▶ Visual layout records:
# # # # #
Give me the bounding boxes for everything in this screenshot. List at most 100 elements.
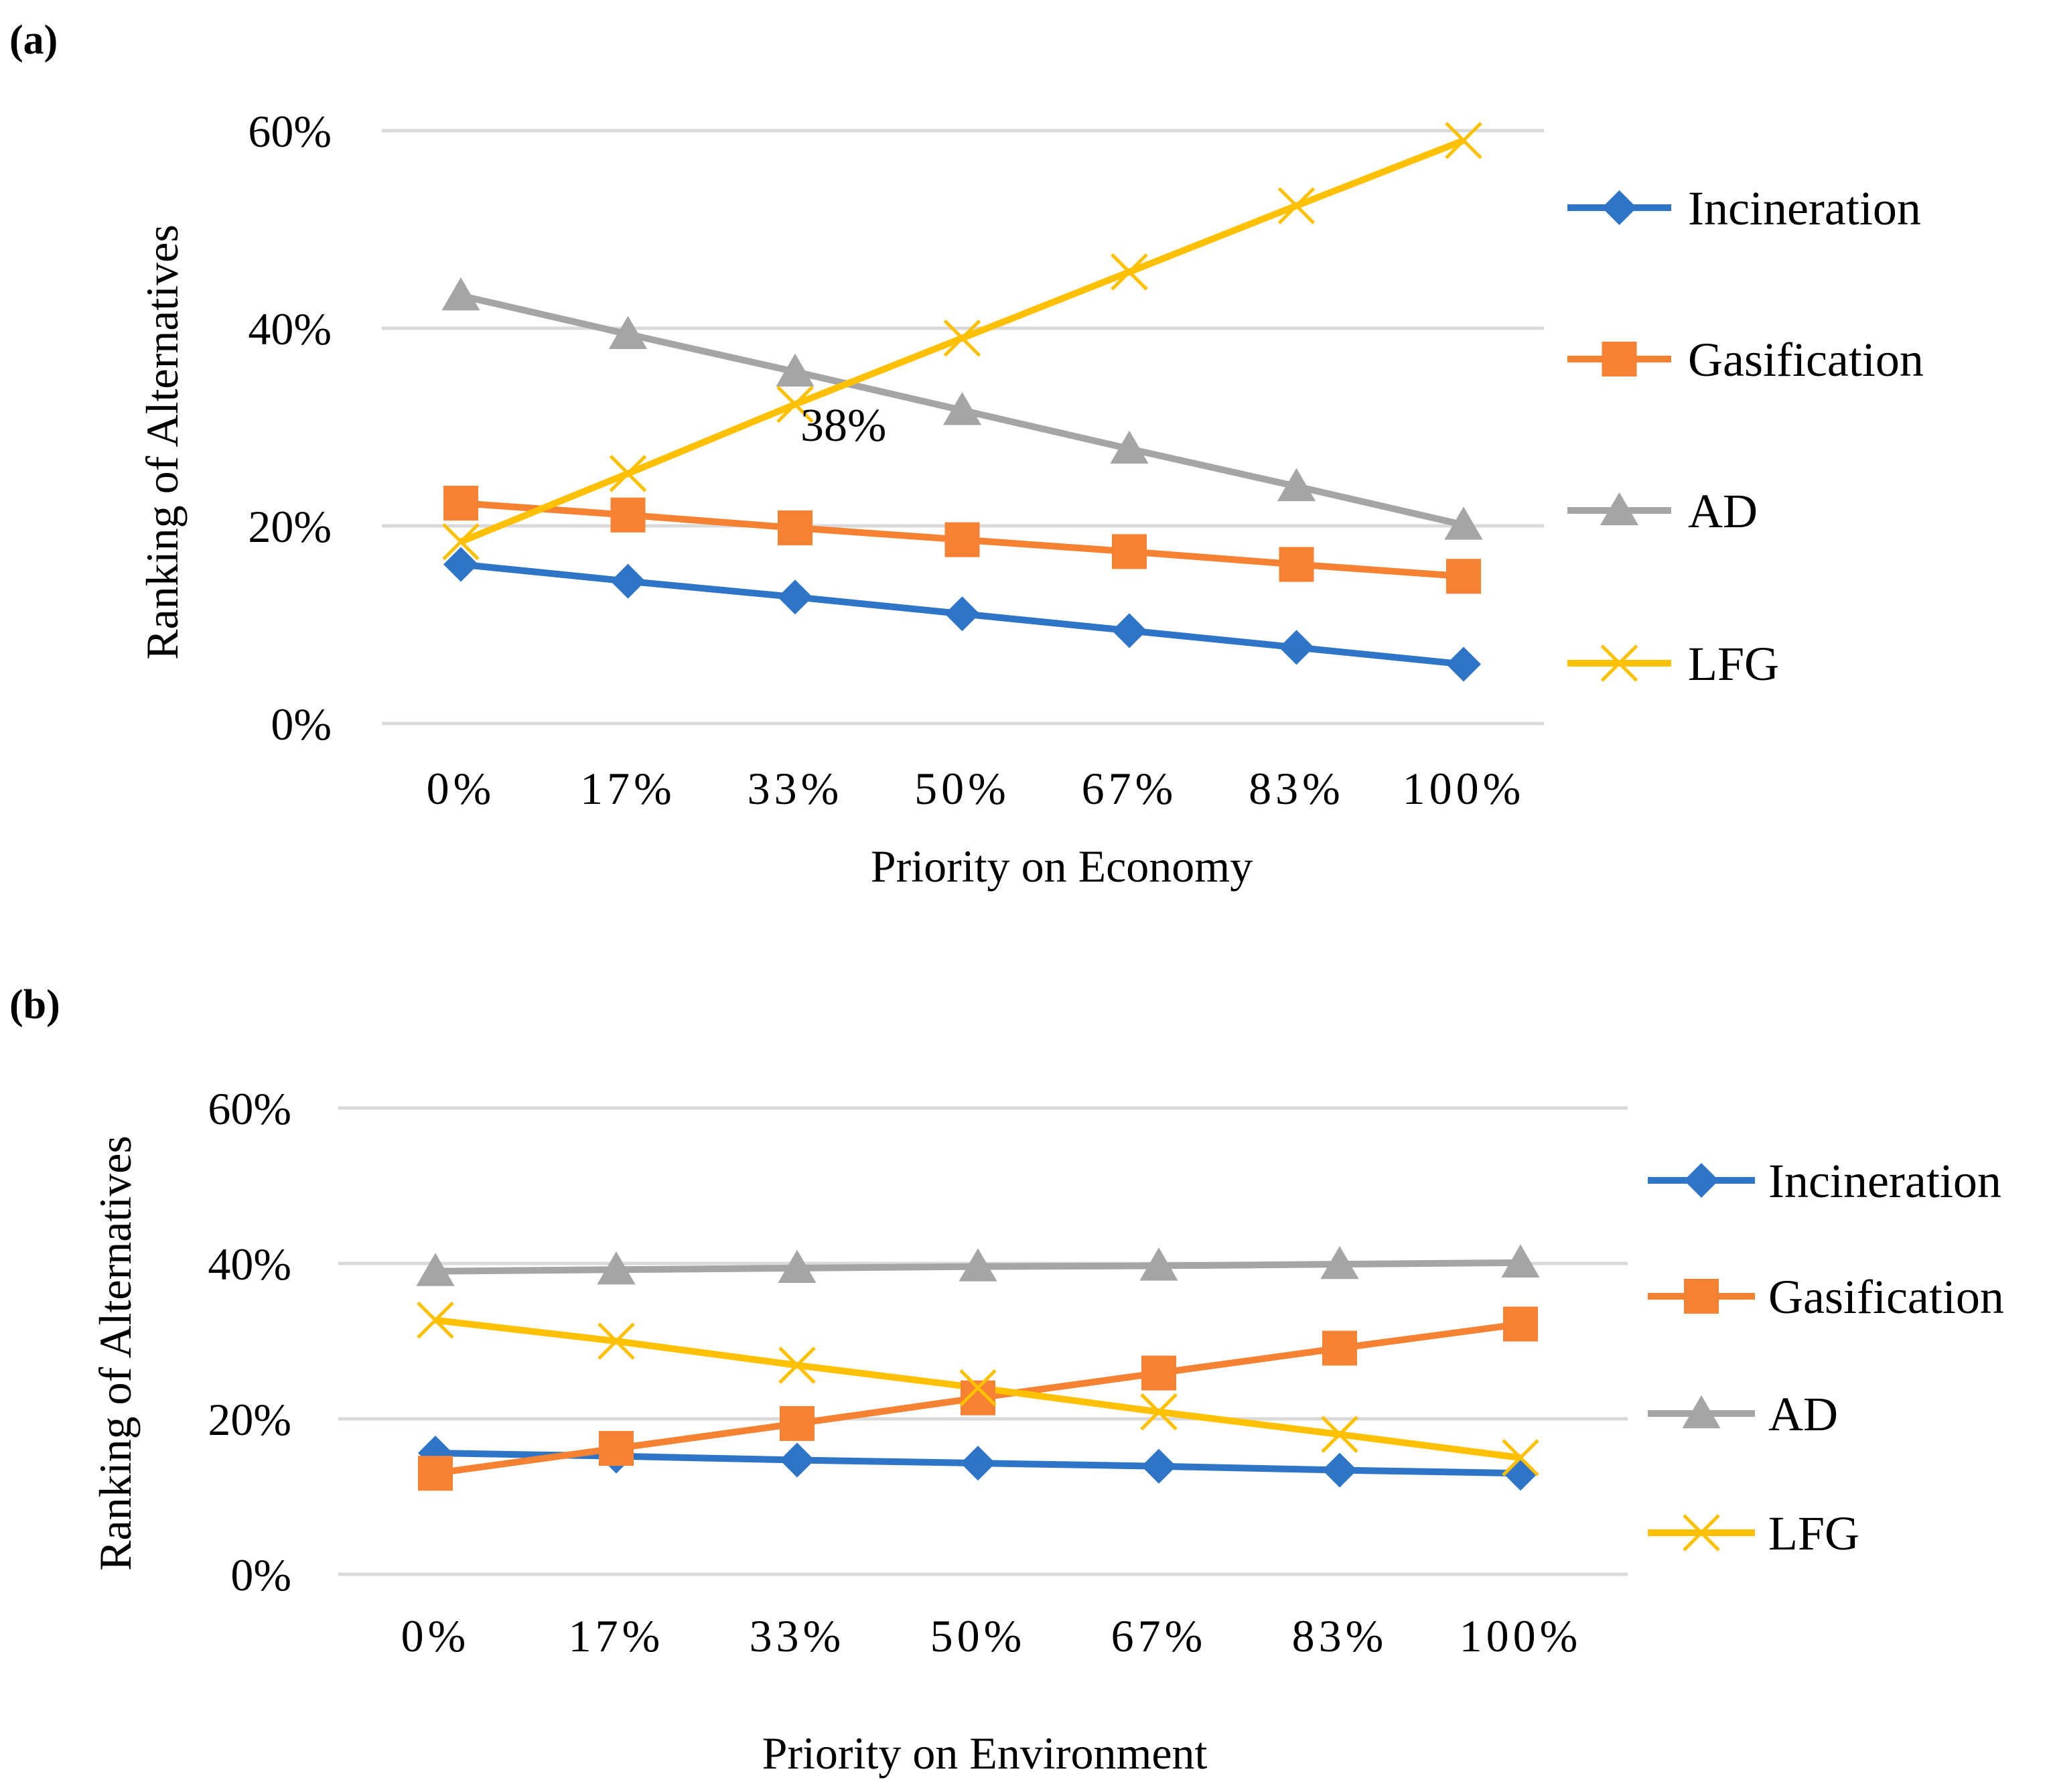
data-point-a-ad [441,277,480,311]
gridlines-a [382,129,1544,726]
data-point-a-ad [1110,430,1149,464]
legend-a: Incineration Gasification AD LFG [1567,182,1924,691]
y-tick-label-b: 0% [230,1549,291,1600]
legend-item-a-lfg: LFG [1567,637,1779,691]
data-point-a-gasification [1279,547,1314,582]
data-point-b-incineration [780,1442,815,1478]
data-point-b-ad [778,1249,817,1284]
x-tick-labels-a: 0% 17% 33% 50% 67% 83% 100% [427,763,1525,814]
data-point-b-ad [1501,1244,1540,1278]
legend-item-a-incineration: Incineration [1567,182,1921,235]
data-point-b-incineration [961,1446,995,1481]
data-point-b-lfg [1140,1393,1178,1431]
data-point-a-ad [1277,468,1316,502]
y-tick-label-a: 0% [271,699,332,750]
x-tick-label-b: 83% [1292,1610,1388,1661]
legend-item-b-ad: AD [1648,1387,1838,1441]
legend-marker-gasification [1684,1279,1719,1314]
x-tick-label-b: 17% [569,1610,664,1661]
data-point-b-ad [959,1248,997,1282]
data-point-b-gasification [1503,1306,1538,1342]
data-point-a-ad [1444,506,1483,540]
x-axis-title-b: Priority on Environment [762,1728,1208,1779]
series-group-a [441,121,1483,682]
legend-marker-lfg [1600,644,1638,682]
data-point-b-lfg [959,1369,997,1407]
series-group-b [416,1244,1540,1491]
data-point-a-lfg [442,523,480,561]
x-tick-label-b: 100% [1460,1610,1582,1661]
panel-label-a: (a) [9,17,58,63]
legend-marker-ad [1682,1395,1721,1429]
legend-item-a-gasification: Gasification [1567,333,1924,387]
x-tick-label-a: 33% [748,763,843,814]
data-point-b-gasification [780,1405,815,1441]
legend-label-ad: AD [1768,1387,1838,1441]
data-point-b-lfg [597,1322,635,1360]
y-tick-label-a: 20% [248,501,332,552]
legend-marker-incineration [1602,190,1637,225]
x-tick-label-a: 0% [427,763,496,814]
data-point-a-gasification [778,510,812,545]
data-point-b-gasification [1141,1355,1176,1391]
y-axis-title-b: Ranking of Alternatives [90,1135,141,1571]
data-point-a-lfg [943,319,981,357]
data-point-b-incineration [1141,1448,1176,1484]
data-point-a-incineration [1279,630,1314,665]
data-point-a-incineration [443,547,478,582]
data-point-a-lfg [1445,121,1482,159]
panel-label-b: (b) [9,982,60,1028]
x-tick-label-b: 67% [1111,1610,1207,1661]
chart-panel-b: (b) 0% 20% 40% 60% 0% 17% 33% 50% 67% 83% 100% Pr… [9,982,2004,1779]
annotation-label-a: 38% [800,400,886,452]
data-point-a-incineration [1446,646,1481,682]
y-tick-label-b: 60% [208,1083,291,1134]
x-tick-label-b: 50% [930,1610,1026,1661]
data-point-b-gasification [418,1456,453,1491]
x-tick-label-a: 17% [580,763,676,814]
y-tick-label-b: 40% [208,1239,291,1290]
x-tick-label-a: 67% [1082,763,1178,814]
x-tick-label-a: 100% [1403,763,1525,814]
data-point-a-lfg [1277,187,1316,224]
legend-marker-lfg [1683,1514,1720,1552]
data-point-b-incineration [1322,1452,1357,1488]
data-point-a-ad [608,316,648,349]
data-point-a-ad [942,392,982,425]
data-point-a-gasification [944,522,980,557]
legend-marker-gasification [1602,342,1637,376]
x-axis-title-a: Priority on Economy [871,841,1253,892]
legend-item-a-ad: AD [1567,484,1758,538]
legend-label-gasification: Gasification [1768,1270,2004,1324]
series-line-a-lfg [460,137,1465,545]
data-point-b-lfg [1502,1439,1539,1476]
data-point-b-ad [1320,1245,1359,1280]
legend-item-b-gasification: Gasification [1648,1270,2004,1324]
data-point-a-incineration [610,563,646,599]
data-point-b-gasification [1322,1330,1357,1366]
legend-label-incineration: Incineration [1768,1154,2001,1208]
data-point-a-lfg [1111,253,1148,291]
legend-marker-ad [1600,492,1639,526]
data-point-b-ad [1139,1247,1178,1281]
x-tick-labels-b: 0% 17% 33% 50% 67% 83% 100% [401,1610,1582,1661]
data-point-b-ad [597,1251,636,1285]
legend-b: Incineration Gasification AD LFG [1648,1154,2004,1560]
data-point-a-lfg [776,385,814,423]
data-point-a-incineration [1112,613,1147,648]
x-tick-label-b: 0% [401,1610,470,1661]
y-tick-labels-a: 0% 20% 40% 60% [248,106,332,750]
data-point-a-gasification [610,497,646,533]
data-point-a-incineration [778,579,812,615]
data-point-a-gasification [443,486,478,521]
data-point-b-incineration [1503,1456,1538,1491]
legend-label-incineration: Incineration [1688,182,1921,235]
data-point-b-ad [416,1253,455,1286]
data-point-b-lfg [417,1301,454,1339]
legend-item-b-incineration: Incineration [1648,1154,2001,1208]
data-point-a-incineration [944,596,980,632]
y-tick-label-a: 60% [248,106,332,157]
y-tick-label-b: 20% [208,1394,291,1445]
y-axis-title-a: Ranking of Alternatives [137,224,188,660]
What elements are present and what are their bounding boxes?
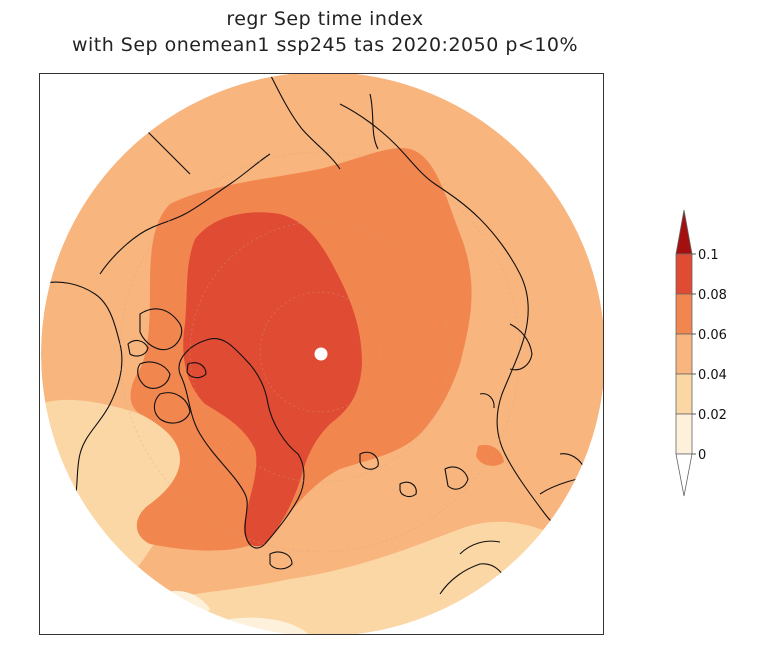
contour-008-010: [183, 212, 362, 547]
colorbar-top-arrow: [675, 209, 693, 255]
graticule: [119, 151, 521, 553]
colorbar-band-0-0.02: [675, 413, 693, 455]
map-mask: [40, 74, 603, 634]
map-subtitle: with Sep onemean1 ssp245 tas 2020:2050 p…: [71, 34, 579, 56]
colorbar-band-0.02-0.04: [675, 373, 693, 415]
colorbar-band-0.08-0.1: [675, 253, 693, 295]
map-title: regr Sep time index: [226, 8, 424, 30]
colorbar-band-0.06-0.08: [675, 293, 693, 335]
colorbar-label-0.04: 0.04: [698, 368, 727, 383]
station-marker: [314, 347, 328, 361]
map-frame: [39, 73, 604, 635]
colorbar-label-0.1: 0.1: [698, 248, 719, 263]
polar-map: [40, 74, 603, 634]
colorbar-label-0: 0: [698, 448, 706, 463]
colorbar-bottom-arrow: [675, 453, 693, 497]
colorbar-label-0.08: 0.08: [698, 288, 727, 303]
colorbar-band-0.04-0.06: [675, 333, 693, 375]
colorbar-label-0.06: 0.06: [698, 328, 727, 343]
colorbar-ticks: [692, 253, 696, 455]
contour-006-008-east: [476, 444, 504, 466]
colorbar: 0.1 0.08 0.06 0.04 0.02 0: [675, 209, 727, 497]
colorbar-label-0.02: 0.02: [698, 408, 727, 423]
# # # # #
Write out all of the items above word for word, leaving out the pictures.

▶ RESPONSE:
Give me the bounding boxes for everything in this screenshot. List at most 100 elements.
data-point-a-ad [441,277,480,311]
gridlines-a [382,129,1544,726]
data-point-a-ad [1110,430,1149,464]
legend-a: Incineration Gasification AD LFG [1567,182,1924,691]
y-tick-label-b: 0% [230,1549,291,1600]
legend-item-a-lfg: LFG [1567,637,1779,691]
data-point-a-gasification [1279,547,1314,582]
data-point-b-incineration [780,1442,815,1478]
data-point-b-ad [778,1249,817,1284]
x-tick-labels-a: 0% 17% 33% 50% 67% 83% 100% [427,763,1525,814]
data-point-b-ad [1501,1244,1540,1278]
legend-item-a-incineration: Incineration [1567,182,1921,235]
data-point-b-incineration [961,1446,995,1481]
data-point-b-lfg [1140,1393,1178,1431]
data-point-a-ad [1277,468,1316,502]
y-tick-label-a: 0% [271,699,332,750]
x-tick-label-b: 83% [1292,1610,1388,1661]
legend-item-b-ad: AD [1648,1387,1838,1441]
legend-marker-gasification [1684,1279,1719,1314]
x-tick-label-b: 17% [569,1610,664,1661]
data-point-b-ad [959,1248,997,1282]
data-point-b-gasification [1503,1306,1538,1342]
data-point-a-ad [1444,506,1483,540]
x-axis-title-b: Priority on Environment [762,1728,1208,1779]
series-group-a [441,121,1483,682]
legend-marker-lfg [1600,644,1638,682]
data-point-b-lfg [959,1369,997,1407]
series-group-b [416,1244,1540,1491]
data-point-a-lfg [442,523,480,561]
x-tick-label-b: 100% [1460,1610,1582,1661]
panel-label-a: (a) [9,17,58,63]
legend-marker-ad [1682,1395,1721,1429]
legend-item-a-gasification: Gasification [1567,333,1924,387]
x-tick-label-a: 33% [748,763,843,814]
data-point-b-gasification [780,1405,815,1441]
legend-label-ad: AD [1768,1387,1838,1441]
data-point-b-lfg [597,1322,635,1360]
y-tick-label-a: 20% [248,501,332,552]
legend-marker-incineration [1602,190,1637,225]
x-tick-label-a: 0% [427,763,496,814]
data-point-a-gasification [778,510,812,545]
data-point-b-gasification [1141,1355,1176,1391]
y-axis-title-b: Ranking of Alternatives [90,1135,141,1571]
data-point-a-lfg [943,319,981,357]
data-point-b-incineration [1141,1448,1176,1484]
data-point-a-incineration [1279,630,1314,665]
data-point-a-incineration [443,547,478,582]
data-point-a-lfg [1445,121,1482,159]
panel-label-b: (b) [9,982,60,1028]
x-tick-label-b: 67% [1111,1610,1207,1661]
chart-panel-b: (b) 0% 20% 40% 60% 0% 17% 33% 50% 67% 83% 100% Pr… [9,982,2004,1779]
annotation-label-a: 38% [800,400,886,452]
data-point-a-incineration [1446,646,1481,682]
y-tick-label-b: 60% [208,1083,291,1134]
x-tick-label-b: 50% [930,1610,1026,1661]
data-point-b-gasification [418,1456,453,1491]
x-tick-label-a: 17% [580,763,676,814]
y-tick-label-b: 40% [208,1239,291,1290]
x-tick-label-a: 67% [1082,763,1178,814]
x-tick-label-a: 100% [1403,763,1525,814]
data-point-a-lfg [1277,187,1316,224]
legend-marker-lfg [1683,1514,1720,1552]
data-point-b-incineration [1322,1452,1357,1488]
data-point-a-ad [608,316,648,349]
data-point-a-ad [942,392,982,425]
data-point-a-gasification [944,522,980,557]
legend-marker-gasification [1602,342,1637,376]
x-axis-title-a: Priority on Economy [871,841,1253,892]
legend-item-a-ad: AD [1567,484,1758,538]
legend-label-gasification: Gasification [1768,1270,2004,1324]
series-line-a-lfg [460,137,1465,545]
data-point-b-lfg [1502,1439,1539,1476]
data-point-b-ad [1320,1245,1359,1280]
legend-item-b-gasification: Gasification [1648,1270,2004,1324]
data-point-a-incineration [610,563,646,599]
data-point-b-gasification [1322,1330,1357,1366]
legend-label-incineration: Incineration [1768,1154,2001,1208]
data-point-a-lfg [1111,253,1148,291]
legend-marker-ad [1600,492,1639,526]
data-point-b-ad [1139,1247,1178,1281]
x-tick-labels-b: 0% 17% 33% 50% 67% 83% 100% [401,1610,1582,1661]
data-point-b-ad [597,1251,636,1285]
legend-b: Incineration Gasification AD LFG [1648,1154,2004,1560]
data-point-a-lfg [776,385,814,423]
data-point-a-incineration [1112,613,1147,648]
x-tick-label-b: 0% [401,1610,470,1661]
y-tick-labels-a: 0% 20% 40% 60% [248,106,332,750]
data-point-a-gasification [610,497,646,533]
data-point-a-incineration [778,579,812,615]
data-point-a-gasification [443,486,478,521]
data-point-b-incineration [1503,1456,1538,1491]
legend-label-incineration: Incineration [1688,182,1921,235]
data-point-b-ad [416,1253,455,1286]
data-point-b-lfg [417,1301,454,1339]
legend-item-b-incineration: Incineration [1648,1154,2001,1208]
data-point-a-incineration [944,596,980,632]
y-tick-label-a: 60% [248,106,332,157]
y-tick-label-b: 20% [208,1394,291,1445]
y-axis-title-a: Ranking of Alternatives [137,224,188,660]
What elements are present and what are their bounding boxes?
contour-008-010: [183, 212, 362, 547]
colorbar-top-arrow: [675, 209, 693, 255]
graticule: [119, 151, 521, 553]
colorbar-band-0-0.02: [675, 413, 693, 455]
map-mask: [40, 74, 603, 634]
map-subtitle: with Sep onemean1 ssp245 tas 2020:2050 p…: [71, 34, 579, 56]
colorbar-band-0.02-0.04: [675, 373, 693, 415]
colorbar-band-0.08-0.1: [675, 253, 693, 295]
map-title: regr Sep time index: [226, 8, 424, 30]
colorbar-band-0.06-0.08: [675, 293, 693, 335]
colorbar-label-0.04: 0.04: [698, 368, 727, 383]
station-marker: [314, 347, 328, 361]
map-frame: [39, 73, 604, 635]
colorbar-label-0.1: 0.1: [698, 248, 719, 263]
polar-map: [40, 74, 603, 634]
colorbar-label-0: 0: [698, 448, 706, 463]
colorbar-bottom-arrow: [675, 453, 693, 497]
colorbar-label-0.08: 0.08: [698, 288, 727, 303]
colorbar-band-0.04-0.06: [675, 333, 693, 375]
colorbar-label-0.06: 0.06: [698, 328, 727, 343]
colorbar-ticks: [692, 253, 696, 455]
contour-006-008-east: [476, 444, 504, 466]
colorbar: 0.1 0.08 0.06 0.04 0.02 0: [675, 209, 727, 497]
colorbar-label-0.02: 0.02: [698, 408, 727, 423]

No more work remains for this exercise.